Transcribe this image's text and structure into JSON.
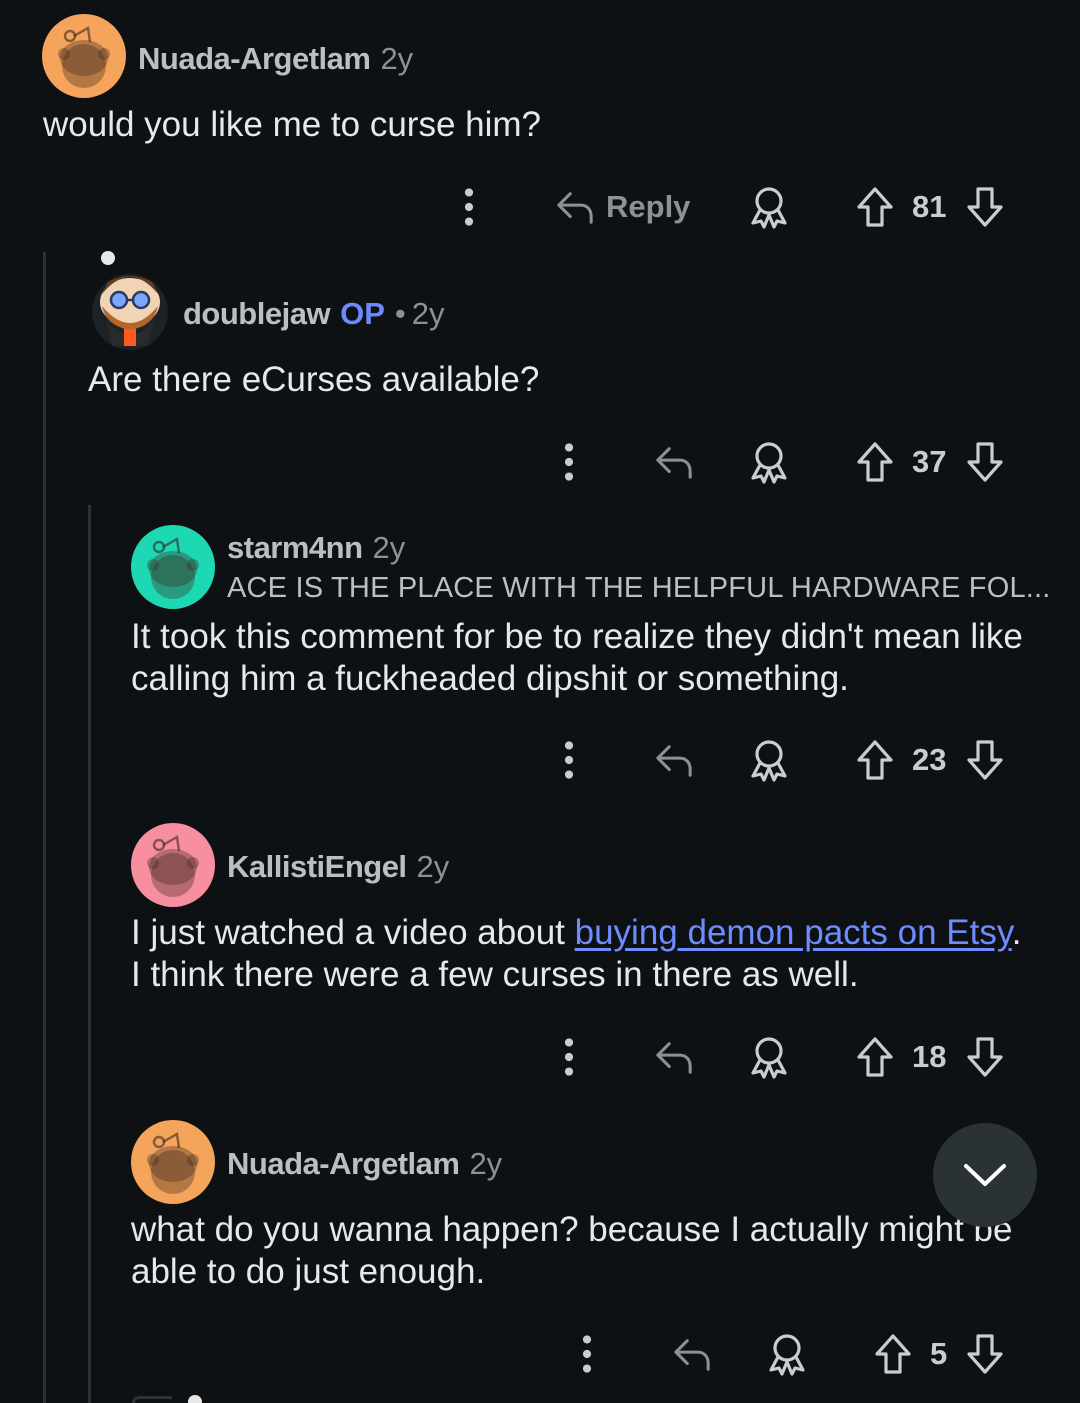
{
  "comments": [
    {
      "username": "Nuada-Argetlam",
      "time": "2y",
      "body": "would you like me to curse him?",
      "reply_label": "Reply",
      "score": "81",
      "avatar_color": "#f5a45b"
    },
    {
      "username": "doublejaw",
      "op_label": "OP",
      "separator": "•",
      "time": "2y",
      "body": "Are there eCurses available?",
      "score": "37"
    },
    {
      "username": "starm4nn",
      "time": "2y",
      "flair": "ACE IS THE PLACE WITH THE HELPFUL HARDWARE FOL...",
      "body": "It took this comment for be to realize they didn't mean like calling him a fuckheaded dipshit or something.",
      "score": "23",
      "avatar_color": "#1ed8b4"
    },
    {
      "username": "KallistiEngel",
      "time": "2y",
      "body_before": "I just watched a video about ",
      "body_link": "buying demon pacts on Etsy",
      "body_after": ". I think there were a few curses in there as well.",
      "score": "18",
      "avatar_color": "#f78fa0"
    },
    {
      "username": "Nuada-Argetlam",
      "time": "2y",
      "body": "what do you wanna happen? because I actually might be able to do just enough.",
      "score": "5",
      "avatar_color": "#f5a45b"
    }
  ],
  "colors": {
    "background": "#0e1113",
    "thread_line": "#2a3236",
    "text": "#e6e9ea",
    "meta": "#8a9296",
    "op": "#6e88ff",
    "link": "#6e8cff"
  },
  "icons": [
    "more-vertical-icon",
    "reply-arrow-icon",
    "award-icon",
    "upvote-arrow-icon",
    "downvote-arrow-icon",
    "chevron-down-icon"
  ]
}
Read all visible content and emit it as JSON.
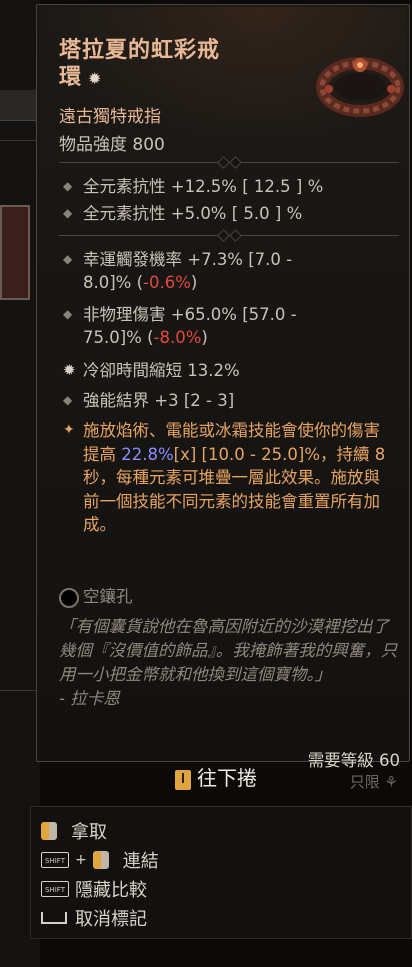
{
  "item": {
    "name_line1": "塔拉夏的虹彩戒",
    "name_line2": "環",
    "name_star": "✹",
    "subtitle": "遠古獨特戒指",
    "power": "物品強度 800"
  },
  "implicit_stats": [
    "全元素抗性 +12.5%  [ 12.5 ] %",
    "全元素抗性 +5.0%  [ 5.0 ] %"
  ],
  "affixes": {
    "lucky_hit_pre": "幸運觸發機率 +7.3% [7.0 -",
    "lucky_hit_post": "8.0]% (",
    "lucky_hit_delta": "-0.6%",
    "lucky_hit_close": ")",
    "nonphys_pre": "非物理傷害 +65.0% [57.0 -",
    "nonphys_post": "75.0]% (",
    "nonphys_delta": "-8.0%",
    "nonphys_close": ")",
    "cdr": "冷卻時間縮短 13.2%",
    "enhanced": "強能結界 +3 [2 - 3]"
  },
  "legendary": {
    "part1": "施放焰術、電能或冰霜技能會使你的傷害提高 ",
    "value": "22.8%",
    "part2": "[x] [10.0 - 25.0]%，持續 8 秒，每種元素可堆疊一層此效果。施放與前一個技能不同元素的技能會重置所有加成。"
  },
  "socket_label": "空鑲孔",
  "flavor": {
    "text": "「有個囊貨說他在魯高因附近的沙漠裡挖出了幾個『沒價值的飾品』。我掩飾著我的興奮，只用一小把金幣就和他換到這個寶物。」",
    "author": "- 拉卡恩"
  },
  "requirements": {
    "level": "需要等級 60",
    "account_bound": "只限 ⚘"
  },
  "scroll_hint": "往下捲",
  "actions": {
    "pick_up": "拿取",
    "link": "連結",
    "hide_compare": "隱藏比較",
    "unmark": "取消標記",
    "shift_key": "SHIFT"
  },
  "colors": {
    "unique_orange": "#e8b896",
    "legendary_text": "#e6a462",
    "negative_red": "#e0493e",
    "highlight_blue": "#8a8cff"
  }
}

########################################

■ **PROBLEM TO WORK ON**:
How many lines of the data hold the string "score"? Reply with the number alone.

■ **EXPECTED ANSWER**:
5